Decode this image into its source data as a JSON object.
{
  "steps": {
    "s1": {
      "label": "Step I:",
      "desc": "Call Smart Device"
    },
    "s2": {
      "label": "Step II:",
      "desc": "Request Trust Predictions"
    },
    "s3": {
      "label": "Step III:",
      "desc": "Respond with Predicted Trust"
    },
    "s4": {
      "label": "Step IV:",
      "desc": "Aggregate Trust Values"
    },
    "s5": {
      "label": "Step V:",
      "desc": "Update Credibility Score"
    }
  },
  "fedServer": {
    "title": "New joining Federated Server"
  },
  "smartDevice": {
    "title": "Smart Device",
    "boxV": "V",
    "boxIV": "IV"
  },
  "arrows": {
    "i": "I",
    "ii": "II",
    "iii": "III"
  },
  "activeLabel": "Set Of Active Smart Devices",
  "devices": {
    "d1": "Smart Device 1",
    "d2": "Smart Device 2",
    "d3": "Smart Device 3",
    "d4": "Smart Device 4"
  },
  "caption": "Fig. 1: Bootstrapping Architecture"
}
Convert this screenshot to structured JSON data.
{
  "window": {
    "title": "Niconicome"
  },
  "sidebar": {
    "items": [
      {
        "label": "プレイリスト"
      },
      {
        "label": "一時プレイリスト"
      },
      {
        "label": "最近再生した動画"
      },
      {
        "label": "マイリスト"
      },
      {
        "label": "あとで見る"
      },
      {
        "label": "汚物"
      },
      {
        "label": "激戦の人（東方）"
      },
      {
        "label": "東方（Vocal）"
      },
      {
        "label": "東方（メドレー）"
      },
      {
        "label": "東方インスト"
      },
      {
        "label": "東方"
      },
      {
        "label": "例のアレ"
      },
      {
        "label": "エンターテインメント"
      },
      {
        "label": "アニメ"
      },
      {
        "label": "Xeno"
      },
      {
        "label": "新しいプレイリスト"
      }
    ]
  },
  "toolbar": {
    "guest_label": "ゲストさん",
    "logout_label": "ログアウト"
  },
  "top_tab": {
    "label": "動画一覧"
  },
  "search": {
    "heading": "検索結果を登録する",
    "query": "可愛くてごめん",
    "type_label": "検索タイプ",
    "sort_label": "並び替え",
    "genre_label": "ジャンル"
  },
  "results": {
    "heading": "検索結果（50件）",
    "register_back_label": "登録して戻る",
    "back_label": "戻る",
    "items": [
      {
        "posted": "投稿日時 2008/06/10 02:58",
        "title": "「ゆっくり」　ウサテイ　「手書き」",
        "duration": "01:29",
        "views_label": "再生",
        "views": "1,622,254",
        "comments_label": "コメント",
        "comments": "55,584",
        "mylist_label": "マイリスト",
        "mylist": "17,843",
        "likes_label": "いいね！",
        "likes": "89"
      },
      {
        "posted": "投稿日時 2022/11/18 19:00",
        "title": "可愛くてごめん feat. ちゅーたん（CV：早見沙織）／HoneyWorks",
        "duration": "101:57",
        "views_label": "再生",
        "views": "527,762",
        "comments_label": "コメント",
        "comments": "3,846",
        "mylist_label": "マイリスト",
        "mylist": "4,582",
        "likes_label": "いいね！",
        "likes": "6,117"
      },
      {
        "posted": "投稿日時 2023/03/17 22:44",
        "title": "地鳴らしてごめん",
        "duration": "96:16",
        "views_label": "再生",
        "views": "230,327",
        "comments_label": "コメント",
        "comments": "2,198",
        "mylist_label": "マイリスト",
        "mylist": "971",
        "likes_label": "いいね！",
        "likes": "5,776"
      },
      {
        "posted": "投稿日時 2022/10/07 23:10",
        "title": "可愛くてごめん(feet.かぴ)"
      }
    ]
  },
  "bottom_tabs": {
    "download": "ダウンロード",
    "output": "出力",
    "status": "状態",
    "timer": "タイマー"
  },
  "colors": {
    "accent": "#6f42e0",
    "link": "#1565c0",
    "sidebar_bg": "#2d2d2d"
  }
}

________________________

### WRITTEN PROBLEM
Take the listing above and set it down exactly.

### RESULT OF THIS TASK
Decode this image into its source data as a JSON object.
{
  "steps": {
    "s1": {
      "label": "Step I:",
      "desc": "Call Smart Device"
    },
    "s2": {
      "label": "Step II:",
      "desc": "Request Trust Predictions"
    },
    "s3": {
      "label": "Step III:",
      "desc": "Respond with Predicted Trust"
    },
    "s4": {
      "label": "Step IV:",
      "desc": "Aggregate Trust Values"
    },
    "s5": {
      "label": "Step V:",
      "desc": "Update Credibility Score"
    }
  },
  "fedServer": {
    "title": "New joining Federated Server"
  },
  "smartDevice": {
    "title": "Smart Device",
    "boxV": "V",
    "boxIV": "IV"
  },
  "arrows": {
    "i": "I",
    "ii": "II",
    "iii": "III"
  },
  "activeLabel": "Set Of Active Smart Devices",
  "devices": {
    "d1": "Smart Device 1",
    "d2": "Smart Device 2",
    "d3": "Smart Device 3",
    "d4": "Smart Device 4"
  },
  "caption": "Fig. 1: Bootstrapping Architecture"
}
Convert this screenshot to structured JSON data.
{
  "window": {
    "title": "Niconicome"
  },
  "sidebar": {
    "items": [
      {
        "label": "プレイリスト"
      },
      {
        "label": "一時プレイリスト"
      },
      {
        "label": "最近再生した動画"
      },
      {
        "label": "マイリスト"
      },
      {
        "label": "あとで見る"
      },
      {
        "label": "汚物"
      },
      {
        "label": "激戦の人（東方）"
      },
      {
        "label": "東方（Vocal）"
      },
      {
        "label": "東方（メドレー）"
      },
      {
        "label": "東方インスト"
      },
      {
        "label": "東方"
      },
      {
        "label": "例のアレ"
      },
      {
        "label": "エンターテインメント"
      },
      {
        "label": "アニメ"
      },
      {
        "label": "Xeno"
      },
      {
        "label": "新しいプレイリスト"
      }
    ]
  },
  "toolbar": {
    "guest_label": "ゲストさん",
    "logout_label": "ログアウト"
  },
  "top_tab": {
    "label": "動画一覧"
  },
  "search": {
    "heading": "検索結果を登録する",
    "query": "可愛くてごめん",
    "type_label": "検索タイプ",
    "sort_label": "並び替え",
    "genre_label": "ジャンル"
  },
  "results": {
    "heading": "検索結果（50件）",
    "register_back_label": "登録して戻る",
    "back_label": "戻る",
    "items": [
      {
        "posted": "投稿日時 2008/06/10 02:58",
        "title": "「ゆっくり」　ウサテイ　「手書き」",
        "duration": "01:29",
        "views_label": "再生",
        "views": "1,622,254",
        "comments_label": "コメント",
        "comments": "55,584",
        "mylist_label": "マイリスト",
        "mylist": "17,843",
        "likes_label": "いいね！",
        "likes": "89"
      },
      {
        "posted": "投稿日時 2022/11/18 19:00",
        "title": "可愛くてごめん feat. ちゅーたん（CV：早見沙織）／HoneyWorks",
        "duration": "101:57",
        "views_label": "再生",
        "views": "527,762",
        "comments_label": "コメント",
        "comments": "3,846",
        "mylist_label": "マイリスト",
        "mylist": "4,582",
        "likes_label": "いいね！",
        "likes": "6,117"
      },
      {
        "posted": "投稿日時 2023/03/17 22:44",
        "title": "地鳴らしてごめん",
        "duration": "96:16",
        "views_label": "再生",
        "views": "230,327",
        "comments_label": "コメント",
        "comments": "2,198",
        "mylist_label": "マイリスト",
        "mylist": "971",
        "likes_label": "いいね！",
        "likes": "5,776"
      },
      {
        "posted": "投稿日時 2022/10/07 23:10",
        "title": "可愛くてごめん(feet.かぴ)"
      }
    ]
  },
  "bottom_tabs": {
    "download": "ダウンロード",
    "output": "出力",
    "status": "状態",
    "timer": "タイマー"
  },
  "colors": {
    "accent": "#6f42e0",
    "link": "#1565c0",
    "sidebar_bg": "#2d2d2d"
  }
}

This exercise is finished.